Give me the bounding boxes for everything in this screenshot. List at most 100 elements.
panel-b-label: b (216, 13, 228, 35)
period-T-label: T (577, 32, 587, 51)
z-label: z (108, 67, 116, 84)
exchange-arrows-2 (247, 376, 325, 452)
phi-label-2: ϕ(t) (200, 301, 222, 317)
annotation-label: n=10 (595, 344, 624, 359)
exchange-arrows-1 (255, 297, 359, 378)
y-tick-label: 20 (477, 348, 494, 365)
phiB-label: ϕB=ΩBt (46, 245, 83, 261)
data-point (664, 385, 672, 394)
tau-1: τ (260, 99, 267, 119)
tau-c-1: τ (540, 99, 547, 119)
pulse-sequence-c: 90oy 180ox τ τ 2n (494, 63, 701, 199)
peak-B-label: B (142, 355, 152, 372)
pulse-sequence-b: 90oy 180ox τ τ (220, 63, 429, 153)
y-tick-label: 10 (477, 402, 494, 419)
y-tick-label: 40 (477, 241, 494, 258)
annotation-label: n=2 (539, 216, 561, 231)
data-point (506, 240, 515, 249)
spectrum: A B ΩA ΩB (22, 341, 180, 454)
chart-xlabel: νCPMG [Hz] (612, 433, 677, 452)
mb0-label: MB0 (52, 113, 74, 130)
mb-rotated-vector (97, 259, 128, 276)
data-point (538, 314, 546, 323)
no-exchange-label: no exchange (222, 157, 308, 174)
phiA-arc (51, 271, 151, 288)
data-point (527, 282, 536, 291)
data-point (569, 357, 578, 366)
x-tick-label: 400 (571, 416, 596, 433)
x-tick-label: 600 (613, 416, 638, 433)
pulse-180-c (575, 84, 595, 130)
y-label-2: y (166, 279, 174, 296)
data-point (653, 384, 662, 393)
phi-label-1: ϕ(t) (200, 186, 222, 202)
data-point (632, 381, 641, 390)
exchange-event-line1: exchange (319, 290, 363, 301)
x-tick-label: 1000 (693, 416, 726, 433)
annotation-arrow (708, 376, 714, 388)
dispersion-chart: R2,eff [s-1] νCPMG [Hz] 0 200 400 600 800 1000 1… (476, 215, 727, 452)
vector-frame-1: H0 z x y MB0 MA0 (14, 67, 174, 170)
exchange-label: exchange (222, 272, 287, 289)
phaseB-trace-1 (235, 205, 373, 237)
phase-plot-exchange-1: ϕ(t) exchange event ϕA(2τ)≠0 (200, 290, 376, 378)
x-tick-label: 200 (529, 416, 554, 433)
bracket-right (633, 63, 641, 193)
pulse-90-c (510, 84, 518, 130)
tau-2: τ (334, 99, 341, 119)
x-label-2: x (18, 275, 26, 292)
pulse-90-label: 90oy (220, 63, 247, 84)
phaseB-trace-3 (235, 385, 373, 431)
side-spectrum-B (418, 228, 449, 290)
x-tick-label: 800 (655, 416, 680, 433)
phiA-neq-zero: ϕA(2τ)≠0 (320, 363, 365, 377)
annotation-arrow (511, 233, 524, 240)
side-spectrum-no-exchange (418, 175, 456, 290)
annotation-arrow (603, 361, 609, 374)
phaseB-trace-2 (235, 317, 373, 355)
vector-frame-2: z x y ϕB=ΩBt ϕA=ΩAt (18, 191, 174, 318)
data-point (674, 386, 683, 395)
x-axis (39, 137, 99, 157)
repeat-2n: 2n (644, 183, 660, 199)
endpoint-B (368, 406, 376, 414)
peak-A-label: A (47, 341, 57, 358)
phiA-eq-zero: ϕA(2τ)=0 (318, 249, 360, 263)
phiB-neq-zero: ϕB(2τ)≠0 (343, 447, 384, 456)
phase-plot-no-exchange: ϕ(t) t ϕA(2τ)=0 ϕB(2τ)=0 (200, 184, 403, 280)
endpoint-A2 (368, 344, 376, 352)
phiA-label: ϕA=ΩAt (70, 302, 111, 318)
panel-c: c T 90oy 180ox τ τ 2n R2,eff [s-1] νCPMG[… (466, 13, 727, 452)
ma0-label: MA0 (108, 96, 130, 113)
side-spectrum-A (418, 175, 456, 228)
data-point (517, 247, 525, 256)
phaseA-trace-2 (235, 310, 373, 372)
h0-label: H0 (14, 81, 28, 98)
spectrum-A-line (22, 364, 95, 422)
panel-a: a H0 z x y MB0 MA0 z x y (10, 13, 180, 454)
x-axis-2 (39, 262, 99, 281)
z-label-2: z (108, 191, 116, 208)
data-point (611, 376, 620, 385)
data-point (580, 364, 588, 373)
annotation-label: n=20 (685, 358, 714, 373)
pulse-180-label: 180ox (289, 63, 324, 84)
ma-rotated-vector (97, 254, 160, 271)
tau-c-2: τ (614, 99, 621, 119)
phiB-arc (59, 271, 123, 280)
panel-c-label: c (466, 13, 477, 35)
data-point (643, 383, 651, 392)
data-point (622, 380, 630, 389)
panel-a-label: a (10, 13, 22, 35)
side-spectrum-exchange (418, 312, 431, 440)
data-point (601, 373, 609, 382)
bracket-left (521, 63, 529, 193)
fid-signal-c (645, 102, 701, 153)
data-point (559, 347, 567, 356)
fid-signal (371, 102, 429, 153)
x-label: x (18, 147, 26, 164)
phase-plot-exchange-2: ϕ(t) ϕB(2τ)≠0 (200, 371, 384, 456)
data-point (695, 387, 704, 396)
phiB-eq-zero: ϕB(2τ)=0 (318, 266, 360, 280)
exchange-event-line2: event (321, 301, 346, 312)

______

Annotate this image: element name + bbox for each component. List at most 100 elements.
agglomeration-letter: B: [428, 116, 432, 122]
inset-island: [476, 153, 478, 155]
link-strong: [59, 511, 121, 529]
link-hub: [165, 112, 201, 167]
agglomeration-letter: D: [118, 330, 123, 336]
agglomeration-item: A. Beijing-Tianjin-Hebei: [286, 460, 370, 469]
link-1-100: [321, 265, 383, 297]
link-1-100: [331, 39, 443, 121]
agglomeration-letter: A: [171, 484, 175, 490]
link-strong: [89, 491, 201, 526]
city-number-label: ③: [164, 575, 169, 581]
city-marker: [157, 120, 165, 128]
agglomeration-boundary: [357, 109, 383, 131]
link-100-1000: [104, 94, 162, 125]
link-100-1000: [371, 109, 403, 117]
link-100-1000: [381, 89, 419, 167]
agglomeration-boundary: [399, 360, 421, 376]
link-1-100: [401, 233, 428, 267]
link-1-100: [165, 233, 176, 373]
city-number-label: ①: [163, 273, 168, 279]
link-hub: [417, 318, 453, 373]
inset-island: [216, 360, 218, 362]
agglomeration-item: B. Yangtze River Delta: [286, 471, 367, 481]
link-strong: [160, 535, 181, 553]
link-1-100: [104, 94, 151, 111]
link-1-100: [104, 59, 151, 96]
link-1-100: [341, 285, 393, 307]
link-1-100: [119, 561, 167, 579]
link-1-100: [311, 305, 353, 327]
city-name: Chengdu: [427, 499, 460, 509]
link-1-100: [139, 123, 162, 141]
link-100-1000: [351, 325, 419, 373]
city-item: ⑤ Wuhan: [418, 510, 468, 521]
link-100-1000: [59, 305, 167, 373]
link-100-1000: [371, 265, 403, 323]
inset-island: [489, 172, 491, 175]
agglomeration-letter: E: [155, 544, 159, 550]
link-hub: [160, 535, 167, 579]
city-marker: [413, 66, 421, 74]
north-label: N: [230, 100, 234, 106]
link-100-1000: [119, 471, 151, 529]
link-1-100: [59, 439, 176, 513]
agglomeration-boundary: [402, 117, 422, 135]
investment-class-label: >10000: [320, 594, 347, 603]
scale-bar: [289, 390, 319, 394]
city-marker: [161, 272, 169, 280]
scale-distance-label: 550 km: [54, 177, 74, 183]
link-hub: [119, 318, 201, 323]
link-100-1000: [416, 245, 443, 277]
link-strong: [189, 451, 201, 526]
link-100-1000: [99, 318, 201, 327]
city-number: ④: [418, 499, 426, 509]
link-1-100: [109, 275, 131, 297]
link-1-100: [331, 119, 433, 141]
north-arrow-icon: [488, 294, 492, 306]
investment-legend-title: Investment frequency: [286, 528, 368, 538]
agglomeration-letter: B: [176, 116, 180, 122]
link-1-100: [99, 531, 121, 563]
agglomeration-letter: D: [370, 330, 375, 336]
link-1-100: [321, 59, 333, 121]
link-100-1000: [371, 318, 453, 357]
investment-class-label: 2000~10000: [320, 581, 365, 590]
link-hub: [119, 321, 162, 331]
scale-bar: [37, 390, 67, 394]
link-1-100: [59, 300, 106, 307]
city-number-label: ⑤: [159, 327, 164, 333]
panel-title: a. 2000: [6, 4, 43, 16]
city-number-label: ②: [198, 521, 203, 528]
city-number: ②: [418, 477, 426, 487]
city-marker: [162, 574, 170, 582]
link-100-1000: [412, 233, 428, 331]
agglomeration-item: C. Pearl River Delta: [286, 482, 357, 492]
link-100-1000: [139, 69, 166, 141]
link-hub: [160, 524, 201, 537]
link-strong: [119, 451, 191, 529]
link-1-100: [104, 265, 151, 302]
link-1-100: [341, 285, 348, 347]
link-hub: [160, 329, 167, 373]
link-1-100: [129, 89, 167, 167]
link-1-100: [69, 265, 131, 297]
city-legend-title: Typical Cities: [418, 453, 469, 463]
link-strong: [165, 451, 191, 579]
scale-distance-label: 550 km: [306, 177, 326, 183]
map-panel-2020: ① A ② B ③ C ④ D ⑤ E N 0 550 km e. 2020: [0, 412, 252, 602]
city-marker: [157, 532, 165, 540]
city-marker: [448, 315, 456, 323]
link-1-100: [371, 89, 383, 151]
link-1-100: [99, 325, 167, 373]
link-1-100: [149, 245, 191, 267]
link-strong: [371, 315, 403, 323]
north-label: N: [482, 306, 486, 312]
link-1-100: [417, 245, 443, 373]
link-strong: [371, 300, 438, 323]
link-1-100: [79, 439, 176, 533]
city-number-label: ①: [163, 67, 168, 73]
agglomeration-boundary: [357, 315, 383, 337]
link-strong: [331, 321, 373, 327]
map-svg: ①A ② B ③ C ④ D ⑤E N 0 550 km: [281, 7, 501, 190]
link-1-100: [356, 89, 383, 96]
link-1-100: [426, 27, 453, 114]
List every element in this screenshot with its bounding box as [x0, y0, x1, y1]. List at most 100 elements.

______

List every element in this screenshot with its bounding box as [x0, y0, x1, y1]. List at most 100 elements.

______

EXERCISE GOAL: Copy the material from the line containing "Give me the" through the line containing "phiA-arc (51, 271, 151, 288)", including both of those lines, and reproduce each line without any changes.

WRITTEN ANSWER:
Give me the bounding boxes for everything in this screenshot. List at most 100 elements.
panel-b-label: b (216, 13, 228, 35)
period-T-label: T (577, 32, 587, 51)
z-label: z (108, 67, 116, 84)
exchange-arrows-2 (247, 376, 325, 452)
phi-label-2: ϕ(t) (200, 301, 222, 317)
annotation-label: n=10 (595, 344, 624, 359)
exchange-arrows-1 (255, 297, 359, 378)
y-tick-label: 20 (477, 348, 494, 365)
phiB-label: ϕB=ΩBt (46, 245, 83, 261)
data-point (664, 385, 672, 394)
tau-1: τ (260, 99, 267, 119)
tau-c-1: τ (540, 99, 547, 119)
pulse-sequence-c: 90oy 180ox τ τ 2n (494, 63, 701, 199)
peak-B-label: B (142, 355, 152, 372)
pulse-sequence-b: 90oy 180ox τ τ (220, 63, 429, 153)
y-tick-label: 10 (477, 402, 494, 419)
y-tick-label: 40 (477, 241, 494, 258)
annotation-label: n=2 (539, 216, 561, 231)
data-point (506, 240, 515, 249)
spectrum: A B ΩA ΩB (22, 341, 180, 454)
chart-xlabel: νCPMG [Hz] (612, 433, 677, 452)
mb0-label: MB0 (52, 113, 74, 130)
mb-rotated-vector (97, 259, 128, 276)
data-point (538, 314, 546, 323)
no-exchange-label: no exchange (222, 157, 308, 174)
phiA-arc (51, 271, 151, 288)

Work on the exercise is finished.